▶ **Exercise instructions**
Pick up the PBS.org search-results scraping tutorial below after its last sentence and keep writing it.
### Source extract
# Extract search results with BeautifulSoup: PBS.org - part 03
In our previous Notebook, we scraped only one page of the results. At the time of writing, there were 30 pages. By adding an extra for-loop to the code, we will traverse through all the pages. But before we do this, we will make the code dynamic so you can scrape multiple keywords from the site (if you want to)

### 1. Retrieve how many pages there are
This will vary per website, but luckily PBS.org displays the final page in the pagination overview. If you click on a link, you see the URL of your browser changes into something like:
`https://www.pbs.org/newshour/search-results?q=%22artificial+intelligence%22&pnb=2` where `&pnb=2` is the current page. Again, this will change from site to site, but it is a welcome way to scrape for now.
So now we need to know how many pages there are. Looking at the HTML code, the best strategy is to get the last item of the class `pagination__number`

In [2]:
import requests
from bs4 import BeautifulSoup

# we need the %22 or " to ensure that we get the combination artificial intelligence
url = 'https://www.pbs.org/newshour/search-results?q=%22artificial%20intelligence%22'

# get url
page = requests.get(url)

# transform to soup
soup = BeautifulSoup(page.content, 'html')

# search for pagination links
pages = soup.find_all(class_='pagination__number')

# [-1] selects last item in a list
last_page = pages[-1].get_text()

# convert to int
number_of_pages = int(last_page)

number_of_pages


50

### 2. Create URL list
Now we have our total number of pages we can create a nice url list. The `url_list` should be:
`['https://www.pbs.org/newshour/search-results?q=%22artificial+intelligence%22&pnb=1',
 'https://www.pbs.org/newshour/search-results?q=%22artificial+intelligence%22&pnb=2', ...
######
### Available data
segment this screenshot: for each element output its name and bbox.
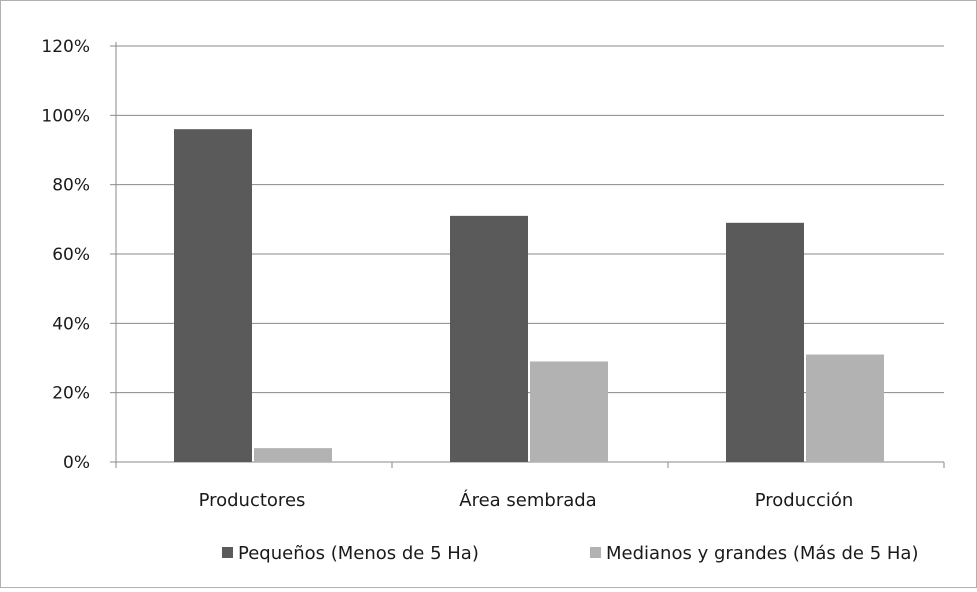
######
▶ **Response to the task**
 'https://www.pbs.org/newshour/search-results?q=%22artificial+intelligence%22&pnb=30'`
This can be achieved by using a for-loop with a `range()`

In [None]:
import urllib.parse

def build_search_url(page):
    url = 'https://www.pbs.org/newshour/search-results?'
    params = {'q': '"artifical intelligence"', 'pnb': page}
    encoded = urllib.parse.urlencode(params)
    return url+encoded

url_list = [build_search_url(n) for n in range(1, 51)]
url_list

### 3. Retrieve all the article URLs and save them in a list 
Use the `url_list` and collect all the URLs of the articles of each page. The `article_list` should only contain the URLs of the articles.

In [15]:
import requests
from bs4 import BeautifulSoup
import time
from itertools import chain

def urls_from_search_page(soup):
    results = soup.find_all(class_='search-result__title')
    url_list = list(map(
        lambda soup: soup.find('a')['href'],
        results
    ))
    return url_list

def soup_from_search_page(search_page_url):
   print('Retrieving', search_page_url)
   res = requests.get(search_page_url)
   return BeautifulSoup(res.content)

article_list = [
   urls_from_search_page(soup_from_search_page(url))
   for url in url_list
]

article_list = list(chain(*article_list))
len(article_list)

Retrieving https://www.pbs.org/newshour/search-results?q=%22artifical+intelligence%22&pnb=1
Retrieving https://www.pbs.org/newshour/search-results?q=%22artifical+intelligence%22&pnb=2
Retrieving https://www.pbs.org/newshour/search-results?q=%22artifical+intelligence%22&pnb=3
Retrieving https://www.pbs.org/newshour/search-results?q=%22artifical+intelligence%22&pnb=4
Retrieving https://www.pbs.org/newshour/search-results?q=%22artifical+intelligence%22&pnb=5
Retrieving https://www.pbs.org/newshour/search-results?q=%22artifical+intelligence%22&pnb=6
Retrieving https://www.pbs.org/newshour/search-results?q=%22artifical+intelligence%22&pnb=7
Retrieving https://www.pbs.org/newshour/search-results?q=%22artifical+intelligence%22&pnb=8
Retrieving https://www.pbs.org/newshour/search-results?q=%22artifical+intelligence%22&pnb=9
Retrieving https://www.pbs.org/newshour/search-results?q=%22artifical+intelligence%22&pnb=10
Retrieving https://www.pbs.org/newshour/search-results?q=%22artifical+intellige

500

### 4. Go through the list of articles and save the individual files.
Look at the previous Notebooks in order to solve this part. Don't forget to use `article_list`. This can take some time to complete ±15 minutes

In [None]:
from tqdm import tqdm
import time

def save_article(article_url):
    page = requests.get(article_url)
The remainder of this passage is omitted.